[Collected data]
※ ※ ※

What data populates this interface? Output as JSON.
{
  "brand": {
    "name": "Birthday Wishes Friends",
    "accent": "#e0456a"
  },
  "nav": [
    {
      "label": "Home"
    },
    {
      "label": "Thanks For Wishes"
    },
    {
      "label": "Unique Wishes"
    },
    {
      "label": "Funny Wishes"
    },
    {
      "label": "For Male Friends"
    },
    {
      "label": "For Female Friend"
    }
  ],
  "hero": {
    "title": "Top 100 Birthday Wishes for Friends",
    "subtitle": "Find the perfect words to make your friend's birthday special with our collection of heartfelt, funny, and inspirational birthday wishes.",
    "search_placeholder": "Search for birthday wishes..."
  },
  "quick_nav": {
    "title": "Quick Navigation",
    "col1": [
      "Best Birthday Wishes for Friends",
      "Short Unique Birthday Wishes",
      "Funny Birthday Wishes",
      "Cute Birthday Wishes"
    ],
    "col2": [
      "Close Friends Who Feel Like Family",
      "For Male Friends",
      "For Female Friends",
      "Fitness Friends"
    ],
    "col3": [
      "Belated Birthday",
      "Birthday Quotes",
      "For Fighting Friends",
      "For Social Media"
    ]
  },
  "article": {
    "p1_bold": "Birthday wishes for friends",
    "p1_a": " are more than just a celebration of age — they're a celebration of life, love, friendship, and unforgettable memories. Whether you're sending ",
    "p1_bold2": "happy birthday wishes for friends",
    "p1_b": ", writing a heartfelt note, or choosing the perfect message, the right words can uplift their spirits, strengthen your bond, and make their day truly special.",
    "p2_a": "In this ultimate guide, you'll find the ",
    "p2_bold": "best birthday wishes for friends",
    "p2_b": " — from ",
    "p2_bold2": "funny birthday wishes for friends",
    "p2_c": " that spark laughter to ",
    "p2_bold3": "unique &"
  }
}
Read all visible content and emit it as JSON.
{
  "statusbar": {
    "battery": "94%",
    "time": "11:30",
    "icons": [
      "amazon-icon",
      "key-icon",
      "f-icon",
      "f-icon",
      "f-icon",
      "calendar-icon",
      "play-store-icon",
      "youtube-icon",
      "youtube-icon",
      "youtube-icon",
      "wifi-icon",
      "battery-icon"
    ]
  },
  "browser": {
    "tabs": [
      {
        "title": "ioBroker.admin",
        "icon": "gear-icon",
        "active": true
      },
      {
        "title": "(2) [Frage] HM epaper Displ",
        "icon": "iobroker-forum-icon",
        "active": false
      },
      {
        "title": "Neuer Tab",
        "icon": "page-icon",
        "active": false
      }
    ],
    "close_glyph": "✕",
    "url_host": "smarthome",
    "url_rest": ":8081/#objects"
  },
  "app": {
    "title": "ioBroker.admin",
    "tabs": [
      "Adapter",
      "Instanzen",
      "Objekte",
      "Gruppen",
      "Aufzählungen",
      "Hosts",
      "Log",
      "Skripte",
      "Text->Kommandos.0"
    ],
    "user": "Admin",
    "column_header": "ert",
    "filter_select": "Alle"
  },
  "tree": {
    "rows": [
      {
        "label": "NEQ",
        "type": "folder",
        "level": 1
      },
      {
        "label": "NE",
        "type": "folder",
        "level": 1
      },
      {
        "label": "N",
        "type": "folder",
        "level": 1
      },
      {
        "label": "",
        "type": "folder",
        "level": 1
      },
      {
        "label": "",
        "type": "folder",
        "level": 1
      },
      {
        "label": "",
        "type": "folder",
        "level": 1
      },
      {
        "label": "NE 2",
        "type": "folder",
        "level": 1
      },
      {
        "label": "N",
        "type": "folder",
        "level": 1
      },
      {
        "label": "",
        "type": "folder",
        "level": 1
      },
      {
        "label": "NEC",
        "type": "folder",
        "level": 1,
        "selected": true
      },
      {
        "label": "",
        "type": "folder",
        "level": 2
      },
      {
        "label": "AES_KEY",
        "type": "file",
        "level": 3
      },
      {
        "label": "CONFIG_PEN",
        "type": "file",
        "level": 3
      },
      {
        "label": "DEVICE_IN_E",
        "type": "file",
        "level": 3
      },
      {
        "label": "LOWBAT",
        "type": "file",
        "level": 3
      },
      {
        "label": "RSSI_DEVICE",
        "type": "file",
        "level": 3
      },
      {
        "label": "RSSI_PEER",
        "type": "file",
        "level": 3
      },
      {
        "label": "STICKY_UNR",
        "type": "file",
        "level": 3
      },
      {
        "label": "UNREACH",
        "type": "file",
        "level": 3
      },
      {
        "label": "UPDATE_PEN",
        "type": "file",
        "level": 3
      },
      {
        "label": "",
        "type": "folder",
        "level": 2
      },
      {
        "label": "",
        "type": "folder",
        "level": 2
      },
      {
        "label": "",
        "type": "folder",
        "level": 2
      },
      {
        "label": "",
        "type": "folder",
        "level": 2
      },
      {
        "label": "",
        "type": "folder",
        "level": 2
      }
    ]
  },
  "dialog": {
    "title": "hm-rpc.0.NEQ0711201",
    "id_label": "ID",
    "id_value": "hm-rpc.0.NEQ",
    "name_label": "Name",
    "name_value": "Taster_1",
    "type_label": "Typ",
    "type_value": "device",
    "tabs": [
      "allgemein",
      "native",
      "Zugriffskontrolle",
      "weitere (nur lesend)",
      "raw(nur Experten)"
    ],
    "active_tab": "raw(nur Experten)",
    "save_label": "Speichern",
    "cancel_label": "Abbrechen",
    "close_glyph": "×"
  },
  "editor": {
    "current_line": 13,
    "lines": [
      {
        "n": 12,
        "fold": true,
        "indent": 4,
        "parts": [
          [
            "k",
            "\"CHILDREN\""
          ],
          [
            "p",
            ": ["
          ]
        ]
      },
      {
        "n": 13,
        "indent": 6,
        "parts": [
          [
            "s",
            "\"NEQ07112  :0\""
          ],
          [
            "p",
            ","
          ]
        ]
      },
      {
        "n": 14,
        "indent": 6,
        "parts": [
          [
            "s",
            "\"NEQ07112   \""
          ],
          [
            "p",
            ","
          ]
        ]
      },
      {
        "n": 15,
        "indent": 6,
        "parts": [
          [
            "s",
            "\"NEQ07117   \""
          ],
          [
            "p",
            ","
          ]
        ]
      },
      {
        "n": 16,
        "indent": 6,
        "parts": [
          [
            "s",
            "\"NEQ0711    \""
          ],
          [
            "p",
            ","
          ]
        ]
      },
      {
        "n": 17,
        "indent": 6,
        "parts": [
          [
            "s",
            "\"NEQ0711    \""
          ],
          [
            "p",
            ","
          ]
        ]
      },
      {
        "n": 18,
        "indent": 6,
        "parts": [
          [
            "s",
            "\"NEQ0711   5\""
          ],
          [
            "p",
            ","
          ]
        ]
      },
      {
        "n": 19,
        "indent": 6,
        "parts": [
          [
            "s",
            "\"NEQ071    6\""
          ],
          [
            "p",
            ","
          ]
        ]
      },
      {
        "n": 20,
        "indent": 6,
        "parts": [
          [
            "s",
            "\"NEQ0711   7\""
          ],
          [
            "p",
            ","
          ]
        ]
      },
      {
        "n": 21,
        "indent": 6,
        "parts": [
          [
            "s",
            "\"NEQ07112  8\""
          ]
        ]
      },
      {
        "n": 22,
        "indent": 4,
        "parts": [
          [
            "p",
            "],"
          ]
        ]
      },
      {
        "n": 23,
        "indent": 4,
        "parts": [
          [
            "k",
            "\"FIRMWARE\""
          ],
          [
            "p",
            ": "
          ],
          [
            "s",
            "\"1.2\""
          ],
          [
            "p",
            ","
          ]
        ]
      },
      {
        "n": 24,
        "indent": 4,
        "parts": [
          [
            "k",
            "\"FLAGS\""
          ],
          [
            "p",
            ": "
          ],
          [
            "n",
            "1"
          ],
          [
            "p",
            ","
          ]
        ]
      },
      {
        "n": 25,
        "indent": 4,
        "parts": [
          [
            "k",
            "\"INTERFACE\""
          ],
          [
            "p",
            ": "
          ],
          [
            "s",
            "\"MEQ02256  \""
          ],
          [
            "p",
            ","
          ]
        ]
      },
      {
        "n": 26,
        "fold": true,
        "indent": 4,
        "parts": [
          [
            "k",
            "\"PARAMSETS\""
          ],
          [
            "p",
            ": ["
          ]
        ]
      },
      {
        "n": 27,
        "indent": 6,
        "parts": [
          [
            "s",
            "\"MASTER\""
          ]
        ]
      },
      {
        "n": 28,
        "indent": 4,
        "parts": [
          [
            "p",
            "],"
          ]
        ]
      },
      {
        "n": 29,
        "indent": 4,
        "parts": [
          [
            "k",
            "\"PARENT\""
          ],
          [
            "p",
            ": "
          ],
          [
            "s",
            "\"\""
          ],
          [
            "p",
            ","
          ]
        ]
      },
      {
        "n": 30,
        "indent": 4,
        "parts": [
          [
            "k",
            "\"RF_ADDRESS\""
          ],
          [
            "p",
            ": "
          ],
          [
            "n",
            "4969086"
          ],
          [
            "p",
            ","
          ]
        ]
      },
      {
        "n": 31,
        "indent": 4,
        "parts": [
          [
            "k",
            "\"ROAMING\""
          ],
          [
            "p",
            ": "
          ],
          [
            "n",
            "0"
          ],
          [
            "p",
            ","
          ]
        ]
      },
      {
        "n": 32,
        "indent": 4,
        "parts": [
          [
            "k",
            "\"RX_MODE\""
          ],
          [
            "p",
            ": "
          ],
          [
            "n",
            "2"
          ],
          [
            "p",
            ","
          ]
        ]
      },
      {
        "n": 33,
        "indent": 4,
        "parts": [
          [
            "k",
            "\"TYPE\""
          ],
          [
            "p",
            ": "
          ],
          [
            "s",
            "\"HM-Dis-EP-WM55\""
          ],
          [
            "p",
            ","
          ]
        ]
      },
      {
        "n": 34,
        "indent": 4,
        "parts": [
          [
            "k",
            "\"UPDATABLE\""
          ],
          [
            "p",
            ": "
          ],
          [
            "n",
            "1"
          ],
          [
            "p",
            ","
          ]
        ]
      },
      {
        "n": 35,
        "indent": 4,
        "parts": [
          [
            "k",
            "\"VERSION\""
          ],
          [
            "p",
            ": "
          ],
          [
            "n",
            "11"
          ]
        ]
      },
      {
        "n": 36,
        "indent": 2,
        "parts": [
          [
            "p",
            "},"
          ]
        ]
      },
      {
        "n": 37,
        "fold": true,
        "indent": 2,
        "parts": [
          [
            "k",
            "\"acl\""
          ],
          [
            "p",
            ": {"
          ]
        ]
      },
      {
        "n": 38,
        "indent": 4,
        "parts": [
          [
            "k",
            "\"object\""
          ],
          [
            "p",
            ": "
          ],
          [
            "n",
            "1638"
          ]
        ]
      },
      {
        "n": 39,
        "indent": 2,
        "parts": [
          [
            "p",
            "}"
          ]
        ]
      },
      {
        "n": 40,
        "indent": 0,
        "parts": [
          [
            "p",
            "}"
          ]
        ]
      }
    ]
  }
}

※ ※ ※

*Aim*. Out of the material above, gather each line where "JSON" appears.

*Answer to the exercise*.
What data populates this interface? Output as JSON.
Read all visible content and emit it as JSON.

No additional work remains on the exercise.